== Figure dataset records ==
===============

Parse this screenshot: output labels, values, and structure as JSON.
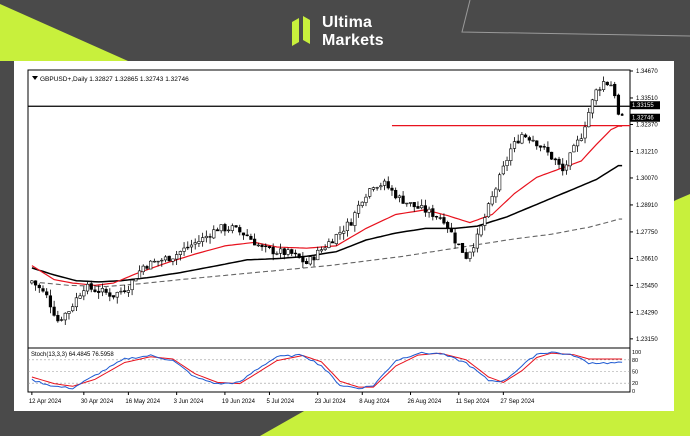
{
  "brand": {
    "line1": "Ultima",
    "line2": "Markets",
    "logo_icon": "ultima-markets-logo-icon",
    "colors": {
      "accent": "#c8f03c",
      "background": "#4a4a4a"
    }
  },
  "chart_data": {
    "type": "candlestick",
    "header": "GBPUSD+,Daily  1.32827 1.32865 1.32743 1.32746",
    "symbol": "GBPUSD+",
    "timeframe": "Daily",
    "ohlc_last": {
      "open": 1.32827,
      "high": 1.32865,
      "low": 1.32743,
      "close": 1.32746
    },
    "y_range": [
      1.228,
      1.3467
    ],
    "y_ticks": [
      "1.34670",
      "1.33510",
      "1.32370",
      "1.31210",
      "1.30070",
      "1.28910",
      "1.27750",
      "1.26610",
      "1.25450",
      "1.24290",
      "1.23150"
    ],
    "x_ticks": [
      "12 Apr 2024",
      "30 Apr 2024",
      "16 May 2024",
      "3 Jun 2024",
      "19 Jun 2024",
      "5 Jul 2024",
      "23 Jul 2024",
      "8 Aug 2024",
      "26 Aug 2024",
      "11 Sep 2024",
      "27 Sep 2024"
    ],
    "price_labels": [
      {
        "text": "1.33155",
        "value": 1.33155,
        "line": "black"
      },
      {
        "text": "1.32746",
        "value": 1.32746,
        "line": "none"
      }
    ],
    "horizontal_lines": [
      {
        "value": 1.33155,
        "color": "#000000"
      },
      {
        "value": 1.3232,
        "color": "#e8121e",
        "start_index": 97
      }
    ],
    "colors": {
      "ma_fast": "#e8121e",
      "ma_mid": "#000000",
      "ma_slow": "#666666",
      "stoch_main": "#1e5ad2",
      "stoch_signal": "#e8121e"
    },
    "stochastic": {
      "label": "Stoch(13,3,3) 64.4845 76.5958",
      "ticks": [
        "100",
        "80",
        "50",
        "20",
        "0"
      ],
      "levels": [
        80,
        50,
        20
      ],
      "main_anchors": [
        [
          0,
          28
        ],
        [
          6,
          12
        ],
        [
          11,
          7
        ],
        [
          17,
          40
        ],
        [
          25,
          82
        ],
        [
          32,
          91
        ],
        [
          38,
          78
        ],
        [
          44,
          35
        ],
        [
          50,
          18
        ],
        [
          56,
          22
        ],
        [
          60,
          52
        ],
        [
          66,
          88
        ],
        [
          73,
          92
        ],
        [
          78,
          65
        ],
        [
          83,
          15
        ],
        [
          88,
          7
        ],
        [
          92,
          14
        ],
        [
          98,
          78
        ],
        [
          104,
          97
        ],
        [
          110,
          96
        ],
        [
          117,
          72
        ],
        [
          123,
          27
        ],
        [
          127,
          25
        ],
        [
          132,
          64
        ],
        [
          136,
          95
        ],
        [
          140,
          100
        ],
        [
          146,
          91
        ],
        [
          150,
          72
        ]
      ],
      "signal_anchors": [
        [
          0,
          36
        ],
        [
          6,
          19
        ],
        [
          11,
          12
        ],
        [
          17,
          30
        ],
        [
          25,
          73
        ],
        [
          32,
          88
        ],
        [
          38,
          82
        ],
        [
          44,
          44
        ],
        [
          50,
          22
        ],
        [
          56,
          19
        ],
        [
          60,
          42
        ],
        [
          66,
          78
        ],
        [
          73,
          91
        ],
        [
          78,
          75
        ],
        [
          83,
          25
        ],
        [
          88,
          10
        ],
        [
          92,
          10
        ],
        [
          98,
          64
        ],
        [
          104,
          92
        ],
        [
          110,
          97
        ],
        [
          117,
          80
        ],
        [
          123,
          36
        ],
        [
          127,
          22
        ],
        [
          132,
          52
        ],
        [
          136,
          86
        ],
        [
          140,
          97
        ],
        [
          146,
          93
        ],
        [
          150,
          82
        ]
      ]
    },
    "price_anchors": [
      [
        0,
        1.2565
      ],
      [
        4,
        1.2498
      ],
      [
        7,
        1.2395
      ],
      [
        10,
        1.2438
      ],
      [
        14,
        1.2538
      ],
      [
        18,
        1.2522
      ],
      [
        22,
        1.2503
      ],
      [
        26,
        1.254
      ],
      [
        30,
        1.2628
      ],
      [
        34,
        1.265
      ],
      [
        38,
        1.267
      ],
      [
        42,
        1.271
      ],
      [
        46,
        1.2745
      ],
      [
        50,
        1.279
      ],
      [
        54,
        1.279
      ],
      [
        58,
        1.276
      ],
      [
        62,
        1.2703
      ],
      [
        66,
        1.269
      ],
      [
        70,
        1.268
      ],
      [
        74,
        1.264
      ],
      [
        78,
        1.27
      ],
      [
        82,
        1.276
      ],
      [
        86,
        1.282
      ],
      [
        89,
        1.292
      ],
      [
        92,
        1.298
      ],
      [
        95,
        1.298
      ],
      [
        99,
        1.292
      ],
      [
        103,
        1.2885
      ],
      [
        107,
        1.286
      ],
      [
        111,
        1.283
      ],
      [
        114,
        1.274
      ],
      [
        117,
        1.267
      ],
      [
        120,
        1.275
      ],
      [
        123,
        1.288
      ],
      [
        126,
        1.3005
      ],
      [
        129,
        1.313
      ],
      [
        132,
        1.3195
      ],
      [
        135,
        1.3175
      ],
      [
        138,
        1.313
      ],
      [
        141,
        1.308
      ],
      [
        143,
        1.3035
      ],
      [
        146,
        1.313
      ],
      [
        148,
        1.319
      ],
      [
        150,
        1.329
      ],
      [
        152,
        1.338
      ],
      [
        154,
        1.342
      ],
      [
        156,
        1.341
      ],
      [
        157,
        1.337
      ],
      [
        158,
        1.3275
      ]
    ],
    "ma_fast_anchors": [
      [
        0,
        1.263
      ],
      [
        6,
        1.257
      ],
      [
        11,
        1.2555
      ],
      [
        17,
        1.2545
      ],
      [
        22,
        1.2555
      ],
      [
        28,
        1.2595
      ],
      [
        36,
        1.264
      ],
      [
        44,
        1.268
      ],
      [
        52,
        1.2715
      ],
      [
        60,
        1.273
      ],
      [
        66,
        1.271
      ],
      [
        74,
        1.2705
      ],
      [
        82,
        1.2715
      ],
      [
        90,
        1.279
      ],
      [
        98,
        1.285
      ],
      [
        106,
        1.287
      ],
      [
        112,
        1.2845
      ],
      [
        118,
        1.2815
      ],
      [
        124,
        1.285
      ],
      [
        130,
        1.294
      ],
      [
        136,
        1.301
      ],
      [
        142,
        1.3045
      ],
      [
        148,
        1.308
      ],
      [
        152,
        1.315
      ],
      [
        156,
        1.3215
      ],
      [
        158,
        1.323
      ]
    ],
    "ma_mid_anchors": [
      [
        0,
        1.262
      ],
      [
        6,
        1.259
      ],
      [
        12,
        1.2565
      ],
      [
        18,
        1.256
      ],
      [
        24,
        1.2565
      ],
      [
        32,
        1.258
      ],
      [
        40,
        1.26
      ],
      [
        50,
        1.263
      ],
      [
        58,
        1.2655
      ],
      [
        66,
        1.266
      ],
      [
        74,
        1.267
      ],
      [
        82,
        1.269
      ],
      [
        90,
        1.274
      ],
      [
        98,
        1.277
      ],
      [
        106,
        1.279
      ],
      [
        114,
        1.279
      ],
      [
        120,
        1.28
      ],
      [
        128,
        1.284
      ],
      [
        134,
        1.288
      ],
      [
        140,
        1.292
      ],
      [
        146,
        1.296
      ],
      [
        152,
        1.3
      ],
      [
        156,
        1.304
      ],
      [
        158,
        1.306
      ]
    ],
    "ma_slow_anchors": [
      [
        0,
        1.256
      ],
      [
        10,
        1.2545
      ],
      [
        20,
        1.254
      ],
      [
        30,
        1.2553
      ],
      [
        40,
        1.257
      ],
      [
        50,
        1.2585
      ],
      [
        60,
        1.26
      ],
      [
        70,
        1.2615
      ],
      [
        80,
        1.263
      ],
      [
        90,
        1.265
      ],
      [
        100,
        1.267
      ],
      [
        110,
        1.2695
      ],
      [
        120,
        1.272
      ],
      [
        130,
        1.2745
      ],
      [
        140,
        1.2765
      ],
      [
        150,
        1.2795
      ],
      [
        156,
        1.282
      ],
      [
        158,
        1.283
      ]
    ]
  }
}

===============

== Requirements ==
Copy every line of the records above that holds the word "Daily".

== Written response ==
    "header": "GBPUSD+,Daily  1.32827 1.32865 1.32743 1.32746",
    "timeframe": "Daily",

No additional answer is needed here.